• Description of the task:
Every line that holds the string "Maximum" is to be identified and copied.

___ Task input

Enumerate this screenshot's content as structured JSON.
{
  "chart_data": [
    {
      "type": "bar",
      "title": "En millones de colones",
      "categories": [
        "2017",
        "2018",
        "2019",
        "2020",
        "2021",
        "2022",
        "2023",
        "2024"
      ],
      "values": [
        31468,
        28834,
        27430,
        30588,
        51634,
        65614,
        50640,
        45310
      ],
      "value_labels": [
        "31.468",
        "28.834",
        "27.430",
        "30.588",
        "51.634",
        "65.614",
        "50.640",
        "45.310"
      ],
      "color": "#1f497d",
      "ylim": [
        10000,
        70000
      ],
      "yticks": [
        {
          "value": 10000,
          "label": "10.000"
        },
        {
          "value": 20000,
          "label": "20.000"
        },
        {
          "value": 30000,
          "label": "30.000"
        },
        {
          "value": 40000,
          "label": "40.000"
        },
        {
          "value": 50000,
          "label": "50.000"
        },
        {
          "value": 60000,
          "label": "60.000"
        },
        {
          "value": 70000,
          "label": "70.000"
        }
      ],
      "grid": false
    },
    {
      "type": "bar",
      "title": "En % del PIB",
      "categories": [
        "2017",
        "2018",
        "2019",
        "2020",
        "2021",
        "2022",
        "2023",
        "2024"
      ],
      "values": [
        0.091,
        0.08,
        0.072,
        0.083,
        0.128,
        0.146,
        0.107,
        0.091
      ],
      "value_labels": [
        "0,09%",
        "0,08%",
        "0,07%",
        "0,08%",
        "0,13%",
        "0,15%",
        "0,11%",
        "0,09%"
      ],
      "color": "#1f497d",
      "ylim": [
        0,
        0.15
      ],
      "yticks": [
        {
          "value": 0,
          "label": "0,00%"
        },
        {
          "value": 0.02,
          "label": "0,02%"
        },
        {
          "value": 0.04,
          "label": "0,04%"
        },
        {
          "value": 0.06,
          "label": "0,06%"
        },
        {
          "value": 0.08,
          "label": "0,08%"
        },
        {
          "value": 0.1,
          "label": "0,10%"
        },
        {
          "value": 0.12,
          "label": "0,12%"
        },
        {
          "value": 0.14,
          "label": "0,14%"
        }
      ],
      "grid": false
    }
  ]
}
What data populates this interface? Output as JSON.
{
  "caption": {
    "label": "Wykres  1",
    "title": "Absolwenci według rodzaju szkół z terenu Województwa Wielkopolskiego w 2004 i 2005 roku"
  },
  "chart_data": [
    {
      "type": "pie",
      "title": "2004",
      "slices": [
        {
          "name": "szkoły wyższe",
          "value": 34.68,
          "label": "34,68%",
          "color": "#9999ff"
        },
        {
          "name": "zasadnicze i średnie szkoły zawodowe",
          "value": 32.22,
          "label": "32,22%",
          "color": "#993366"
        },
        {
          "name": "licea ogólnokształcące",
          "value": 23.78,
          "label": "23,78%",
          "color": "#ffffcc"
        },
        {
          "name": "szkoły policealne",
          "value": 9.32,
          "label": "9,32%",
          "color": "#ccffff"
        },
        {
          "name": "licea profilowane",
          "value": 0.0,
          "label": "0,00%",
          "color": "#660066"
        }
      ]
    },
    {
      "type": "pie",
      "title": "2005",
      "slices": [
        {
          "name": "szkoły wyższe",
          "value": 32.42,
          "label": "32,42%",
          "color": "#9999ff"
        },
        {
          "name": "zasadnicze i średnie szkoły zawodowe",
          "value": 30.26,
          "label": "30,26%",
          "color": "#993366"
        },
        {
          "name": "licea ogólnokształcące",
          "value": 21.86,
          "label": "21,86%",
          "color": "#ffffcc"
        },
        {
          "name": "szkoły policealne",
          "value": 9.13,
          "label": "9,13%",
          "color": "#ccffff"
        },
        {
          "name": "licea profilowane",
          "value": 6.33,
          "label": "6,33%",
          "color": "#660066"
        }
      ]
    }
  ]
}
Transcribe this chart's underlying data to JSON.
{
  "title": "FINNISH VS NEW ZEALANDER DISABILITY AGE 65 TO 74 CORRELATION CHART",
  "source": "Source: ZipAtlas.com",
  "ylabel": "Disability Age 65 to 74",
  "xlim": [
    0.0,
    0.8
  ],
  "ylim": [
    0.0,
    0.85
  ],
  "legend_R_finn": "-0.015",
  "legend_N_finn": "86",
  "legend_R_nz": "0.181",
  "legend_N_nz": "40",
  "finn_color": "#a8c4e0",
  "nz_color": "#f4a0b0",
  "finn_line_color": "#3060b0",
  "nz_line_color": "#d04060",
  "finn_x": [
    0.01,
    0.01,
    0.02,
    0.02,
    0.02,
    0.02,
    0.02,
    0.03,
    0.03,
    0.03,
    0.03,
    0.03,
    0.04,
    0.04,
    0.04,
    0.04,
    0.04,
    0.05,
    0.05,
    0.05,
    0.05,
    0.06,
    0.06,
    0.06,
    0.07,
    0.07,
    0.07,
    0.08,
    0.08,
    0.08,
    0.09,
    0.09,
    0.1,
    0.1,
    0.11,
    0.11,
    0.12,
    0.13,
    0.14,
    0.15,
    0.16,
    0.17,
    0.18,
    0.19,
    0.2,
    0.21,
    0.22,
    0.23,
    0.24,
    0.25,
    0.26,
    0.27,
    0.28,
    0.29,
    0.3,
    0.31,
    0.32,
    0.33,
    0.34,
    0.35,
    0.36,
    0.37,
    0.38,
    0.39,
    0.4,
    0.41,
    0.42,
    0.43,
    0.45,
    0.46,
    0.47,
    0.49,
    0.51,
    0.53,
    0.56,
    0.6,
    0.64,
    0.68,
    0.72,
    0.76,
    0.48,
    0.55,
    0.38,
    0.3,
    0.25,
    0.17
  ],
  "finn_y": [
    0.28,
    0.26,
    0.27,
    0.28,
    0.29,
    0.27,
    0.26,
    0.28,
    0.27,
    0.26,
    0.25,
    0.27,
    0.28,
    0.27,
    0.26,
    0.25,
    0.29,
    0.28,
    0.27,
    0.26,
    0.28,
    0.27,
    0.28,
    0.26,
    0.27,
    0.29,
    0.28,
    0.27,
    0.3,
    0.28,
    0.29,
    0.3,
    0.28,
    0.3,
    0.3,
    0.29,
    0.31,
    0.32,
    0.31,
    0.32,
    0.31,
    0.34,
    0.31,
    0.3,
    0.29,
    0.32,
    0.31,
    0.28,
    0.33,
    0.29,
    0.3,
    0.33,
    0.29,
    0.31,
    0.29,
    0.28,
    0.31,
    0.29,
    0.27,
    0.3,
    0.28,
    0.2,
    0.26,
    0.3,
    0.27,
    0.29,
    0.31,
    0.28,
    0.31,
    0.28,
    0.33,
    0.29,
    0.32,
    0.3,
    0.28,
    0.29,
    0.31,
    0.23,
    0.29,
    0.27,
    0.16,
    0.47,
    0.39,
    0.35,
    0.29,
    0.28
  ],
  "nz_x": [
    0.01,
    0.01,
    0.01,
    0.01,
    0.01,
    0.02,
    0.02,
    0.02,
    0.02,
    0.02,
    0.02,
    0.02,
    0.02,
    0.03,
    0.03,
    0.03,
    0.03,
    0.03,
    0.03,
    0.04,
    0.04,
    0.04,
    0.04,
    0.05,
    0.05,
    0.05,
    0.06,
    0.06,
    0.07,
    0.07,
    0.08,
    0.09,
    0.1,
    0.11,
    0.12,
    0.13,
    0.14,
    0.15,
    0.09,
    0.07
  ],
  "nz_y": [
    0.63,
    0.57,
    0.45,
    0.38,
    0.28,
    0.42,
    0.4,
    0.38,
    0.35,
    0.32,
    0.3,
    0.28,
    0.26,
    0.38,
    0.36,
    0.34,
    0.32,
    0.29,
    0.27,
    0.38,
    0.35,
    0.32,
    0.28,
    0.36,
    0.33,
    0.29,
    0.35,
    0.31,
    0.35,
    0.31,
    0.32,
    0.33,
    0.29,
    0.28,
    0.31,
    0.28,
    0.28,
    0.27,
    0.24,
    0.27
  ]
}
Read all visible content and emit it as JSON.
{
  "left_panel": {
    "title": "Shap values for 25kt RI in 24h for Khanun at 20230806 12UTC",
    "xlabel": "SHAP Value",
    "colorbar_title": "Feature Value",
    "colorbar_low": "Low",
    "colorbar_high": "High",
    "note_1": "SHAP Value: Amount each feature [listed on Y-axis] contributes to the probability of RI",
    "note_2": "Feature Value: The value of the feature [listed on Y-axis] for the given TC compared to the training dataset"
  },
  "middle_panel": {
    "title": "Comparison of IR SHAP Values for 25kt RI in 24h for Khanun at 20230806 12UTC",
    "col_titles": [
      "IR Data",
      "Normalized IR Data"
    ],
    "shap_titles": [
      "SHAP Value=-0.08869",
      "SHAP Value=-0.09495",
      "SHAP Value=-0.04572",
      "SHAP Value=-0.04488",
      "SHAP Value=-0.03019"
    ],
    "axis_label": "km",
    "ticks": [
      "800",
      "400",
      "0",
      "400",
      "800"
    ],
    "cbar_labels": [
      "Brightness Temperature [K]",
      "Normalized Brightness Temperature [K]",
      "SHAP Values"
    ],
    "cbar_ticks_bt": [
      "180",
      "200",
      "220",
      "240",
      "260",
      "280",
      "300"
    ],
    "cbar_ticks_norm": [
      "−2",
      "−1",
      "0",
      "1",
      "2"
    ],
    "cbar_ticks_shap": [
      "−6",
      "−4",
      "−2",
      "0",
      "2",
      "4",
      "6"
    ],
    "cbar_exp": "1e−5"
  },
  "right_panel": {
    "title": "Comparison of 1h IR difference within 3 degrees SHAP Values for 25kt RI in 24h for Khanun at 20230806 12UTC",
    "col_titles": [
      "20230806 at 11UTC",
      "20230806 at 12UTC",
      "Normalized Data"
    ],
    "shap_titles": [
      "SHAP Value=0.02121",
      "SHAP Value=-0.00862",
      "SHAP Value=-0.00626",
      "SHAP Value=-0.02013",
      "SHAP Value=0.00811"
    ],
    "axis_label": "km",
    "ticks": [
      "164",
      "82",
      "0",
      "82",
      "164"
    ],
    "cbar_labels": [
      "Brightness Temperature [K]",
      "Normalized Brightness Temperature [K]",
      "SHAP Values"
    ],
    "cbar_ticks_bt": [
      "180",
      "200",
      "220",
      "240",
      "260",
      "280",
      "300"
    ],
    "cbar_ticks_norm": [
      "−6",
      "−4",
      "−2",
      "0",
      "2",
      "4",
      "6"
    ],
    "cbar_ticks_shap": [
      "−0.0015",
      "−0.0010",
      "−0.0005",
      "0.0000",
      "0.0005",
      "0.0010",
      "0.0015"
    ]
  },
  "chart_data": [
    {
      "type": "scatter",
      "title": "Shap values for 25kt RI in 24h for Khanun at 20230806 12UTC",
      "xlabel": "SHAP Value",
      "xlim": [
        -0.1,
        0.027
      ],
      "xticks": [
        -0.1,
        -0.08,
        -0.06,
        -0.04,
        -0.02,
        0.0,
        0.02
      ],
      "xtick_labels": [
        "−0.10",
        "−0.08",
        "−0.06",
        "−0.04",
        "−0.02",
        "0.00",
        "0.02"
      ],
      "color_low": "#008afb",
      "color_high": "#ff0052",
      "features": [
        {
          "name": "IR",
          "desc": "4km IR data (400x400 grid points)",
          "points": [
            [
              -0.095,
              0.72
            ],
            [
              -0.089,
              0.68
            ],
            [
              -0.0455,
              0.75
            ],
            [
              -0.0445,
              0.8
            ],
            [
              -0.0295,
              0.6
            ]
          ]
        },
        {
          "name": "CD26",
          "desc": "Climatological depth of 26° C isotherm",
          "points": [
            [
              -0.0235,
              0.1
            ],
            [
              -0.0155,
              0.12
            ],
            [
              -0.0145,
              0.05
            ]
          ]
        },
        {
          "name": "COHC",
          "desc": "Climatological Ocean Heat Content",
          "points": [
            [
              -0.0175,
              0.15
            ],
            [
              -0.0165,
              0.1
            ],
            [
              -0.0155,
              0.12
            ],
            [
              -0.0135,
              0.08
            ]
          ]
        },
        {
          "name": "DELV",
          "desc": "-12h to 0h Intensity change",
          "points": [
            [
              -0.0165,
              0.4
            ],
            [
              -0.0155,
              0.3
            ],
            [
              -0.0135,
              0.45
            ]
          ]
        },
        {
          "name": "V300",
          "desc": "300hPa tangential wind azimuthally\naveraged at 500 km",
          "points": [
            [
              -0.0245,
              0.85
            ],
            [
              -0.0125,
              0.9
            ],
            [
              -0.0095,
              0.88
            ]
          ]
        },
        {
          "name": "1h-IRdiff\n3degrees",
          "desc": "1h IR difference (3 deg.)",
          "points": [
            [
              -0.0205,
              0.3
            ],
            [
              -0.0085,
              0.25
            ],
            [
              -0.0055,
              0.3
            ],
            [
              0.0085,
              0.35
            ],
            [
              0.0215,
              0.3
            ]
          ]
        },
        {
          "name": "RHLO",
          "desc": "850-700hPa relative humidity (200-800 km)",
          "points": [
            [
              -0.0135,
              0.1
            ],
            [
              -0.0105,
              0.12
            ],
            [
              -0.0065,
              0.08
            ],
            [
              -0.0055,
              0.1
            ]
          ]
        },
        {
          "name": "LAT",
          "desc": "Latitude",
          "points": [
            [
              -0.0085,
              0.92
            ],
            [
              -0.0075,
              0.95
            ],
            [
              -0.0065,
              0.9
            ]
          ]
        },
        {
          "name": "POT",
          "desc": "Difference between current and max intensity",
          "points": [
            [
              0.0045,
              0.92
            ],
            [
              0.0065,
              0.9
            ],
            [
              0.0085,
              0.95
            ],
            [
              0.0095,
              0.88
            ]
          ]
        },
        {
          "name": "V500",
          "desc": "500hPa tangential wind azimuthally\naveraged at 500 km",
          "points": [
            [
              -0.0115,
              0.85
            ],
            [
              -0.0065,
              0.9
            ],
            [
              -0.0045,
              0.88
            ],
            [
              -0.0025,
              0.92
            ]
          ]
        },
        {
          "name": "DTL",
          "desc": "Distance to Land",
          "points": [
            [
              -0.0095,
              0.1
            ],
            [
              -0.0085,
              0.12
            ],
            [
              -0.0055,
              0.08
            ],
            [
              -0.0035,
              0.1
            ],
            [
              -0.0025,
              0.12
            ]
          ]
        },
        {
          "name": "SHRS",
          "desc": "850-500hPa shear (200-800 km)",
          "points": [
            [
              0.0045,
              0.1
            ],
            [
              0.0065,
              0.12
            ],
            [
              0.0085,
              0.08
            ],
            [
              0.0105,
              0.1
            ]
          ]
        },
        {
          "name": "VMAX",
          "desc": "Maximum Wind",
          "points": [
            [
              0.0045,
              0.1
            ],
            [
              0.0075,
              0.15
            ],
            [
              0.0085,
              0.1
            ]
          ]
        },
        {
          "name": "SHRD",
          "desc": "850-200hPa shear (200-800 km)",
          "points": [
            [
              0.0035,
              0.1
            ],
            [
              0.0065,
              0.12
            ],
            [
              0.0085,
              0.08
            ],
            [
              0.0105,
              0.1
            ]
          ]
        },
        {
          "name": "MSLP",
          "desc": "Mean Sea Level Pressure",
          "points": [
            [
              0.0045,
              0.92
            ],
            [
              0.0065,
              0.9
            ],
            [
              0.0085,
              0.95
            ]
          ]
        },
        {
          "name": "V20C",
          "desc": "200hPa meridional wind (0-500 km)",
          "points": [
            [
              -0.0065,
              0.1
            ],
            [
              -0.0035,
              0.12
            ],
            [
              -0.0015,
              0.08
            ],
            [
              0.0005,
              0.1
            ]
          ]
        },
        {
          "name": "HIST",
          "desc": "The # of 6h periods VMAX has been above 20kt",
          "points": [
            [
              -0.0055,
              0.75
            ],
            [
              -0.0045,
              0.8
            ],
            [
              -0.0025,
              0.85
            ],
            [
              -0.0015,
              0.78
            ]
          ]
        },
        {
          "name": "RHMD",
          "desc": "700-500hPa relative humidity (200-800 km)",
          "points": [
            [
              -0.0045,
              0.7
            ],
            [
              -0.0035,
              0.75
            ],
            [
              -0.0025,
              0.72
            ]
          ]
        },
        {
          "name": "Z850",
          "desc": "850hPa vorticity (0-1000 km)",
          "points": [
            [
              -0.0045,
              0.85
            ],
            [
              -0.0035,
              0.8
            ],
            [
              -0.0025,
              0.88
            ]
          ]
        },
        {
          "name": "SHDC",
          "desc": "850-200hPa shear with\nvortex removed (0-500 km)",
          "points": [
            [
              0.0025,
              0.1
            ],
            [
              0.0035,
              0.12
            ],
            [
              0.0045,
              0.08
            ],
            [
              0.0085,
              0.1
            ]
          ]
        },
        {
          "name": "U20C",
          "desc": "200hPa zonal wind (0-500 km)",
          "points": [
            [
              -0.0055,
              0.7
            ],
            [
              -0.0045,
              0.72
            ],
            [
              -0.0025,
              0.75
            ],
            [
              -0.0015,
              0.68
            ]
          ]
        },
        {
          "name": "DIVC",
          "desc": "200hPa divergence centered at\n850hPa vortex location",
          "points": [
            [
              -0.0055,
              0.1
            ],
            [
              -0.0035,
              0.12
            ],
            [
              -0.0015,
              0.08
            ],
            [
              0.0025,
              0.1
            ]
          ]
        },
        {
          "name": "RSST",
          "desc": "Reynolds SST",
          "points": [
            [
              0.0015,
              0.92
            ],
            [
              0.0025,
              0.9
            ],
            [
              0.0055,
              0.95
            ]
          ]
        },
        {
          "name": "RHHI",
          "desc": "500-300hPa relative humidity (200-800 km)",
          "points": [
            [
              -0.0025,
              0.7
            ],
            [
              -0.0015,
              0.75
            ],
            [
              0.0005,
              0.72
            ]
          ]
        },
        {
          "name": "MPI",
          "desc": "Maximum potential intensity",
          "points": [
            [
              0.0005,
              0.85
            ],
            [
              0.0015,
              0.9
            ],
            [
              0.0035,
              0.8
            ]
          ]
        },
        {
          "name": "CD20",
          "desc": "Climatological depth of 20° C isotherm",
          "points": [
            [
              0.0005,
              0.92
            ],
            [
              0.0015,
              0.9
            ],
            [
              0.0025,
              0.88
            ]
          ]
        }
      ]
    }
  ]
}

______

• Completed task:
          "desc": "Maximum Wind",
          "desc": "Maximum potential intensity",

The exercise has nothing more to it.